Stated exercise -
All the data below goes into the copy word for word, but the pictures don't.

Available data -
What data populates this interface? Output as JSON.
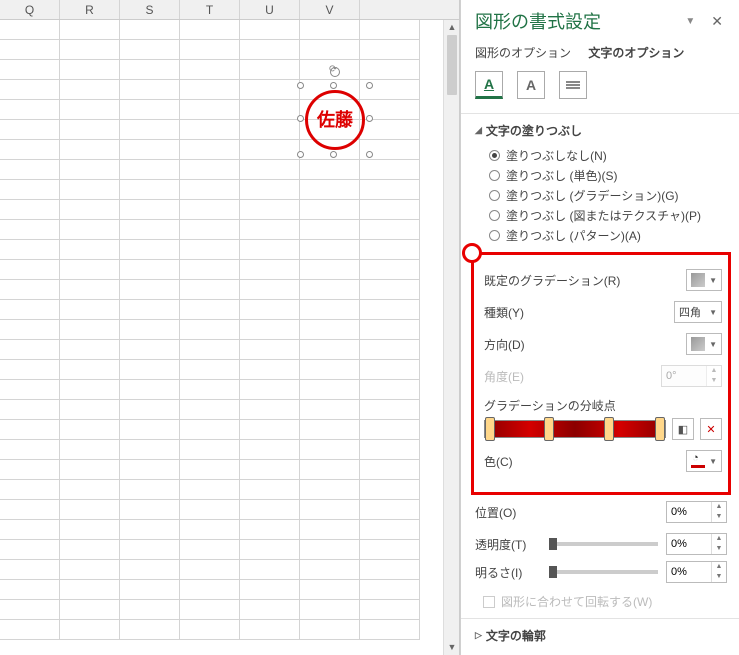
{
  "columns": [
    "Q",
    "R",
    "S",
    "T",
    "U",
    "V"
  ],
  "stamp_text": "佐藤",
  "pane": {
    "title": "図形の書式設定",
    "tab_shape": "図形のオプション",
    "tab_text": "文字のオプション"
  },
  "section_fill": {
    "title": "文字の塗りつぶし",
    "radios": {
      "none": "塗りつぶしなし(N)",
      "solid": "塗りつぶし (単色)(S)",
      "gradient": "塗りつぶし (グラデーション)(G)",
      "picture": "塗りつぶし (図またはテクスチャ)(P)",
      "pattern": "塗りつぶし (パターン)(A)"
    },
    "selected": "none"
  },
  "grad": {
    "preset": "既定のグラデーション(R)",
    "type_label": "種類(Y)",
    "type_value": "四角",
    "direction": "方向(D)",
    "angle_label": "角度(E)",
    "angle_value": "0°",
    "stops_label": "グラデーションの分岐点",
    "color_label": "色(C)"
  },
  "more": {
    "position_label": "位置(O)",
    "position_value": "0%",
    "transparency_label": "透明度(T)",
    "transparency_value": "0%",
    "brightness_label": "明るさ(I)",
    "brightness_value": "0%",
    "rotate_with_shape": "図形に合わせて回転する(W)"
  },
  "section_outline": "文字の輪郭"
}
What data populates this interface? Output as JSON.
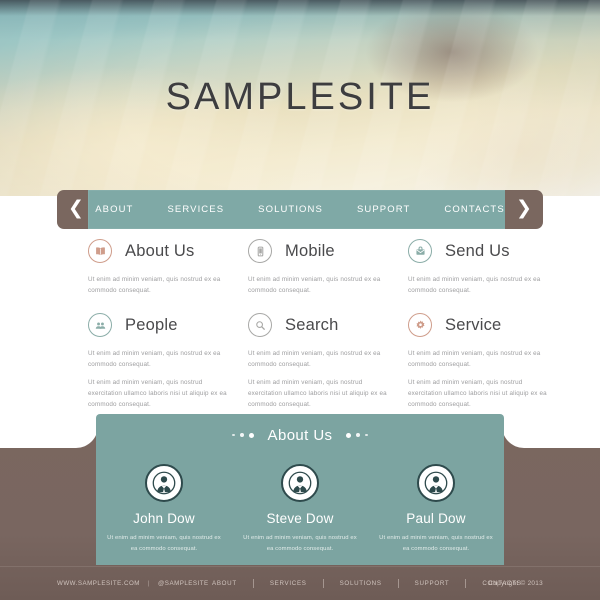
{
  "header": {
    "site_title": "SAMPLESITE"
  },
  "nav": {
    "prev_arrow": "❮",
    "next_arrow": "❯",
    "items": [
      {
        "label": "ABOUT"
      },
      {
        "label": "SERVICES"
      },
      {
        "label": "SOLUTIONS"
      },
      {
        "label": "SUPPORT"
      },
      {
        "label": "CONTACTS"
      }
    ]
  },
  "features": {
    "short_text": "Ut enim ad minim veniam, quis nostrud ex ea commodo consequat.",
    "long_text": "Ut enim ad minim veniam, quis nostrud exercitation ullamco laboris nisi ut aliquip ex ea commodo consequat.",
    "row1": [
      {
        "title": "About Us",
        "icon": "open-book-icon",
        "color": "#cf9d8b"
      },
      {
        "title": "Mobile",
        "icon": "mobile-phone-icon",
        "color": "#a8a8a6"
      },
      {
        "title": "Send Us",
        "icon": "envelope-icon",
        "color": "#8bada8"
      }
    ],
    "row2": [
      {
        "title": "People",
        "icon": "people-icon",
        "color": "#8bada8"
      },
      {
        "title": "Search",
        "icon": "magnifier-icon",
        "color": "#a8a8a6"
      },
      {
        "title": "Service",
        "icon": "gear-icon",
        "color": "#cf9d8b"
      }
    ]
  },
  "about_panel": {
    "title": "About Us",
    "members": [
      {
        "name": "John Dow",
        "bio": "Ut enim ad minim veniam, quis nostrud ex ea commodo consequat."
      },
      {
        "name": "Steve Dow",
        "bio": "Ut enim ad minim veniam, quis nostrud ex ea commodo consequat."
      },
      {
        "name": "Paul Dow",
        "bio": "Ut enim ad minim veniam, quis nostrud ex ea commodo consequat."
      }
    ]
  },
  "footer": {
    "website": "WWW.SAMPLESITE.COM",
    "divider": "|",
    "social": "@SAMPLESITE",
    "links": [
      {
        "label": "ABOUT"
      },
      {
        "label": "SERVICES"
      },
      {
        "label": "SOLUTIONS"
      },
      {
        "label": "SUPPORT"
      },
      {
        "label": "CONTACTS"
      }
    ],
    "copyright": "Copyright © 2013"
  },
  "colors": {
    "teal": "#7ca4a1",
    "nav_teal": "#7fa9a6",
    "brown": "#7a675f",
    "salmon": "#cf9d8b",
    "grey": "#a8a8a6",
    "panel_avatar_ring": "#2e4a4c"
  }
}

Answer to this problem -
What data populates this interface? Output as JSON.
{
  "columns": [
    "Q",
    "R",
    "S",
    "T",
    "U",
    "V"
  ],
  "stamp_text": "佐藤",
  "pane": {
    "title": "図形の書式設定",
    "tab_shape": "図形のオプション",
    "tab_text": "文字のオプション"
  },
  "section_fill": {
    "title": "文字の塗りつぶし",
    "radios": {
      "none": "塗りつぶしなし(N)",
      "solid": "塗りつぶし (単色)(S)",
      "gradient": "塗りつぶし (グラデーション)(G)",
      "picture": "塗りつぶし (図またはテクスチャ)(P)",
      "pattern": "塗りつぶし (パターン)(A)"
    },
    "selected": "none"
  },
  "grad": {
    "preset": "既定のグラデーション(R)",
    "type_label": "種類(Y)",
    "type_value": "四角",
    "direction": "方向(D)",
    "angle_label": "角度(E)",
    "angle_value": "0°",
    "stops_label": "グラデーションの分岐点",
    "color_label": "色(C)"
  },
  "more": {
    "position_label": "位置(O)",
    "position_value": "0%",
    "transparency_label": "透明度(T)",
    "transparency_value": "0%",
    "brightness_label": "明るさ(I)",
    "brightness_value": "0%",
    "rotate_with_shape": "図形に合わせて回転する(W)"
  },
  "section_outline": "文字の輪郭"
}
What data populates this interface? Output as JSON.
{
  "header": {
    "site_title": "SAMPLESITE"
  },
  "nav": {
    "prev_arrow": "❮",
    "next_arrow": "❯",
    "items": [
      {
        "label": "ABOUT"
      },
      {
        "label": "SERVICES"
      },
      {
        "label": "SOLUTIONS"
      },
      {
        "label": "SUPPORT"
      },
      {
        "label": "CONTACTS"
      }
    ]
  },
  "features": {
    "short_text": "Ut enim ad minim veniam, quis nostrud ex ea commodo consequat.",
    "long_text": "Ut enim ad minim veniam, quis nostrud exercitation ullamco laboris nisi ut aliquip ex ea commodo consequat.",
    "row1": [
      {
        "title": "About Us",
        "icon": "open-book-icon",
        "color": "#cf9d8b"
      },
      {
        "title": "Mobile",
        "icon": "mobile-phone-icon",
        "color": "#a8a8a6"
      },
      {
        "title": "Send Us",
        "icon": "envelope-icon",
        "color": "#8bada8"
      }
    ],
    "row2": [
      {
        "title": "People",
        "icon": "people-icon",
        "color": "#8bada8"
      },
      {
        "title": "Search",
        "icon": "magnifier-icon",
        "color": "#a8a8a6"
      },
      {
        "title": "Service",
        "icon": "gear-icon",
        "color": "#cf9d8b"
      }
    ]
  },
  "about_panel": {
    "title": "About Us",
    "members": [
      {
        "name": "John Dow",
        "bio": "Ut enim ad minim veniam, quis nostrud ex ea commodo consequat."
      },
      {
        "name": "Steve Dow",
        "bio": "Ut enim ad minim veniam, quis nostrud ex ea commodo consequat."
      },
      {
        "name": "Paul Dow",
        "bio": "Ut enim ad minim veniam, quis nostrud ex ea commodo consequat."
      }
    ]
  },
  "footer": {
    "website": "WWW.SAMPLESITE.COM",
    "divider": "|",
    "social": "@SAMPLESITE",
    "links": [
      {
        "label": "ABOUT"
      },
      {
        "label": "SERVICES"
      },
      {
        "label": "SOLUTIONS"
      },
      {
        "label": "SUPPORT"
      },
      {
        "label": "CONTACTS"
      }
    ],
    "copyright": "Copyright © 2013"
  },
  "colors": {
    "teal": "#7ca4a1",
    "nav_teal": "#7fa9a6",
    "brown": "#7a675f",
    "salmon": "#cf9d8b",
    "grey": "#a8a8a6",
    "panel_avatar_ring": "#2e4a4c"
  }
}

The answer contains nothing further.